EXERCISE PROMPT. Return the entries below verbatim. Pictures stay out.

Begin PROVIDED DATA

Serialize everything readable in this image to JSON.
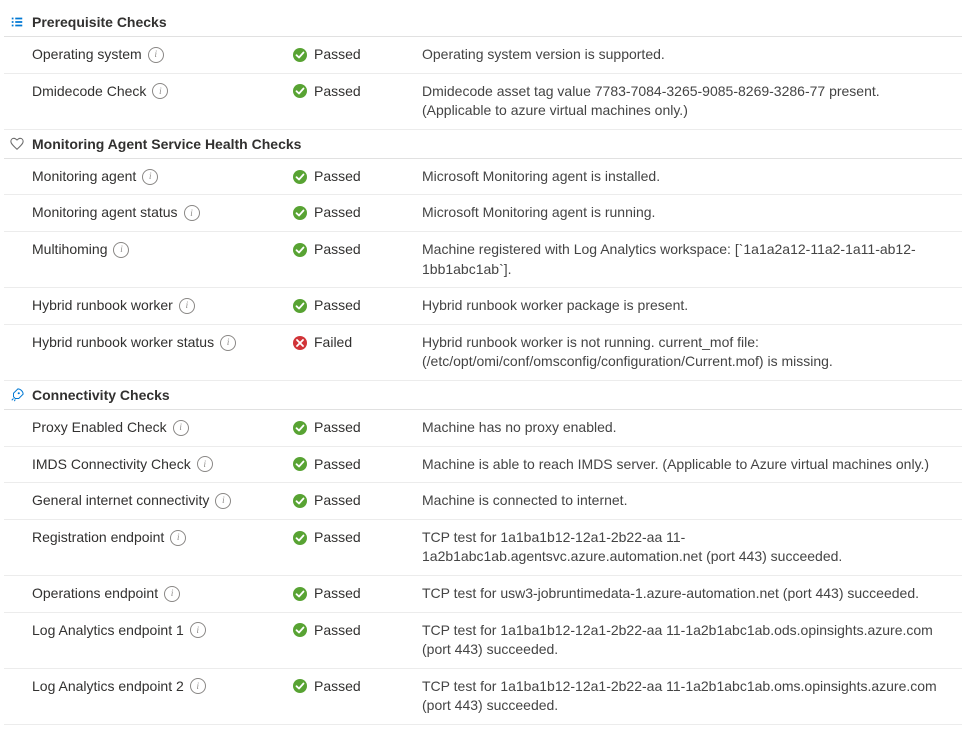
{
  "colors": {
    "pass": "#58a333",
    "fail": "#d13438",
    "section_icon": "#0078d4",
    "border": "#e1e1e1",
    "text": "#323130"
  },
  "status_labels": {
    "passed": "Passed",
    "failed": "Failed"
  },
  "sections": [
    {
      "icon": "list",
      "title": "Prerequisite Checks",
      "rows": [
        {
          "name": "Operating system",
          "status": "passed",
          "desc": "Operating system version is supported."
        },
        {
          "name": "Dmidecode Check",
          "status": "passed",
          "desc": "Dmidecode asset tag value 7783-7084-3265-9085-8269-3286-77 present. (Applicable to azure virtual machines only.)"
        }
      ]
    },
    {
      "icon": "heart",
      "title": "Monitoring Agent Service Health Checks",
      "rows": [
        {
          "name": "Monitoring agent",
          "status": "passed",
          "desc": "Microsoft Monitoring agent is installed."
        },
        {
          "name": "Monitoring agent status",
          "status": "passed",
          "desc": "Microsoft Monitoring agent is running."
        },
        {
          "name": "Multihoming",
          "status": "passed",
          "desc": "Machine registered with Log Analytics workspace: [`1a1a2a12-11a2-1a11-ab12-1bb1abc1ab`]."
        },
        {
          "name": "Hybrid runbook worker",
          "status": "passed",
          "desc": "Hybrid runbook worker package is present."
        },
        {
          "name": "Hybrid runbook worker status",
          "status": "failed",
          "desc": "Hybrid runbook worker is not running. current_mof file: (/etc/opt/omi/conf/omsconfig/configuration/Current.mof) is missing."
        }
      ]
    },
    {
      "icon": "rocket",
      "title": "Connectivity Checks",
      "rows": [
        {
          "name": "Proxy Enabled Check",
          "status": "passed",
          "desc": "Machine has no proxy enabled."
        },
        {
          "name": "IMDS Connectivity Check",
          "status": "passed",
          "desc": "Machine is able to reach IMDS server. (Applicable to Azure virtual machines only.)"
        },
        {
          "name": "General internet connectivity",
          "status": "passed",
          "desc": "Machine is connected to internet."
        },
        {
          "name": "Registration endpoint",
          "status": "passed",
          "desc": "TCP test for 1a1ba1b12-12a1-2b22-aa 11-1a2b1abc1ab.agentsvc.azure.automation.net (port 443) succeeded."
        },
        {
          "name": "Operations endpoint",
          "status": "passed",
          "desc": "TCP test for usw3-jobruntimedata-1.azure-automation.net (port 443) succeeded."
        },
        {
          "name": "Log Analytics endpoint 1",
          "status": "passed",
          "desc": "TCP test for 1a1ba1b12-12a1-2b22-aa 11-1a2b1abc1ab.ods.opinsights.azure.com (port 443) succeeded."
        },
        {
          "name": "Log Analytics endpoint 2",
          "status": "passed",
          "desc": "TCP test for 1a1ba1b12-12a1-2b22-aa 11-1a2b1abc1ab.oms.opinsights.azure.com (port 443) succeeded."
        }
      ]
    }
  ]
}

End PROVIDED DATA

COMPLETE RESPONSE.
Serialize everything readable in this image to JSON.
{
  "colors": {
    "pass": "#58a333",
    "fail": "#d13438",
    "section_icon": "#0078d4",
    "border": "#e1e1e1",
    "text": "#323130"
  },
  "status_labels": {
    "passed": "Passed",
    "failed": "Failed"
  },
  "sections": [
    {
      "icon": "list",
      "title": "Prerequisite Checks",
      "rows": [
        {
          "name": "Operating system",
          "status": "passed",
          "desc": "Operating system version is supported."
        },
        {
          "name": "Dmidecode Check",
          "status": "passed",
          "desc": "Dmidecode asset tag value 7783-7084-3265-9085-8269-3286-77 present. (Applicable to azure virtual machines only.)"
        }
      ]
    },
    {
      "icon": "heart",
      "title": "Monitoring Agent Service Health Checks",
      "rows": [
        {
          "name": "Monitoring agent",
          "status": "passed",
          "desc": "Microsoft Monitoring agent is installed."
        },
        {
          "name": "Monitoring agent status",
          "status": "passed",
          "desc": "Microsoft Monitoring agent is running."
        },
        {
          "name": "Multihoming",
          "status": "passed",
          "desc": "Machine registered with Log Analytics workspace: [`1a1a2a12-11a2-1a11-ab12-1bb1abc1ab`]."
        },
        {
          "name": "Hybrid runbook worker",
          "status": "passed",
          "desc": "Hybrid runbook worker package is present."
        },
        {
          "name": "Hybrid runbook worker status",
          "status": "failed",
          "desc": "Hybrid runbook worker is not running. current_mof file: (/etc/opt/omi/conf/omsconfig/configuration/Current.mof) is missing."
        }
      ]
    },
    {
      "icon": "rocket",
      "title": "Connectivity Checks",
      "rows": [
        {
          "name": "Proxy Enabled Check",
          "status": "passed",
          "desc": "Machine has no proxy enabled."
        },
        {
          "name": "IMDS Connectivity Check",
          "status": "passed",
          "desc": "Machine is able to reach IMDS server. (Applicable to Azure virtual machines only.)"
        },
        {
          "name": "General internet connectivity",
          "status": "passed",
          "desc": "Machine is connected to internet."
        },
        {
          "name": "Registration endpoint",
          "status": "passed",
          "desc": "TCP test for 1a1ba1b12-12a1-2b22-aa 11-1a2b1abc1ab.agentsvc.azure.automation.net (port 443) succeeded."
        },
        {
          "name": "Operations endpoint",
          "status": "passed",
          "desc": "TCP test for usw3-jobruntimedata-1.azure-automation.net (port 443) succeeded."
        },
        {
          "name": "Log Analytics endpoint 1",
          "status": "passed",
          "desc": "TCP test for 1a1ba1b12-12a1-2b22-aa 11-1a2b1abc1ab.ods.opinsights.azure.com (port 443) succeeded."
        },
        {
          "name": "Log Analytics endpoint 2",
          "status": "passed",
          "desc": "TCP test for 1a1ba1b12-12a1-2b22-aa 11-1a2b1abc1ab.oms.opinsights.azure.com (port 443) succeeded."
        }
      ]
    }
  ]
}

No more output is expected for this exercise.